- _Instructions to follow_
Would you return all of this data exactly, leaving nothing out?

>> START Records supplied

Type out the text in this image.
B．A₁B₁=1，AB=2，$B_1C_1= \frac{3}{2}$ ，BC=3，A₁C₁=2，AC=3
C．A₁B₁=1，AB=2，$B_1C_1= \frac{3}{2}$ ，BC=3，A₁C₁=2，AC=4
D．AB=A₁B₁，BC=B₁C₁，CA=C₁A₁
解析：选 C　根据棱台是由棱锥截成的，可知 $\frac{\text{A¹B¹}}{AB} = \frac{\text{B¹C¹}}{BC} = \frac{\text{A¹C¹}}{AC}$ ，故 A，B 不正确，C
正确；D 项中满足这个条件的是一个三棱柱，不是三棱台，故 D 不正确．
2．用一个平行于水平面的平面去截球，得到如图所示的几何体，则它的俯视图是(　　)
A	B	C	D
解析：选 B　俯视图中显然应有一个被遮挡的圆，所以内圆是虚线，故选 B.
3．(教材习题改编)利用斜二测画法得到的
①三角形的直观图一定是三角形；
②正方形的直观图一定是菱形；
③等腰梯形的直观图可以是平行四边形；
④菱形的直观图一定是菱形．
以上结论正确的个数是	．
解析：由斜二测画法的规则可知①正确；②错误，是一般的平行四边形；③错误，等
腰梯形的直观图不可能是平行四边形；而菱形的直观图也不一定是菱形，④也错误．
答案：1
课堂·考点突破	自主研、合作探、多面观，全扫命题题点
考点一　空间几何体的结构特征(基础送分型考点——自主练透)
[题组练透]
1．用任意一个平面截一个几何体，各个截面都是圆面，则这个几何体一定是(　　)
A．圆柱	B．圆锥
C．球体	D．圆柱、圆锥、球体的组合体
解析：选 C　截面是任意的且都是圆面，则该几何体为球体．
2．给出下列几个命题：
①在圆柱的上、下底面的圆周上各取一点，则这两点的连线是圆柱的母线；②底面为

>> END Records supplied

- _Right answer_
Type out the text in this image.
B．A₁B₁=1，AB=2，$B_1C_1= \frac{3}{2}$ ，BC=3，A₁C₁=2，AC=3
C．A₁B₁=1，AB=2，$B_1C_1= \frac{3}{2}$ ，BC=3，A₁C₁=2，AC=4
D．AB=A₁B₁，BC=B₁C₁，CA=C₁A₁
解析：选 C　根据棱台是由棱锥截成的，可知 $\frac{\text{A¹B¹}}{AB} = \frac{\text{B¹C¹}}{BC} = \frac{\text{A¹C¹}}{AC}$ ，故 A，B 不正确，C
正确；D 项中满足这个条件的是一个三棱柱，不是三棱台，故 D 不正确．
2．用一个平行于水平面的平面去截球，得到如图所示的几何体，则它的俯视图是(　　)
A	B	C	D
解析：选 B　俯视图中显然应有一个被遮挡的圆，所以内圆是虚线，故选 B.
3．(教材习题改编)利用斜二测画法得到的
①三角形的直观图一定是三角形；
②正方形的直观图一定是菱形；
③等腰梯形的直观图可以是平行四边形；
④菱形的直观图一定是菱形．
以上结论正确的个数是	．
解析：由斜二测画法的规则可知①正确；②错误，是一般的平行四边形；③错误，等
腰梯形的直观图不可能是平行四边形；而菱形的直观图也不一定是菱形，④也错误．
答案：1
课堂·考点突破	自主研、合作探、多面观，全扫命题题点
考点一　空间几何体的结构特征(基础送分型考点——自主练透)
[题组练透]
1．用任意一个平面截一个几何体，各个截面都是圆面，则这个几何体一定是(　　)
A．圆柱	B．圆锥
C．球体	D．圆柱、圆锥、球体的组合体
解析：选 C　截面是任意的且都是圆面，则该几何体为球体．
2．给出下列几个命题：
①在圆柱的上、下底面的圆周上各取一点，则这两点的连线是圆柱的母线；②底面为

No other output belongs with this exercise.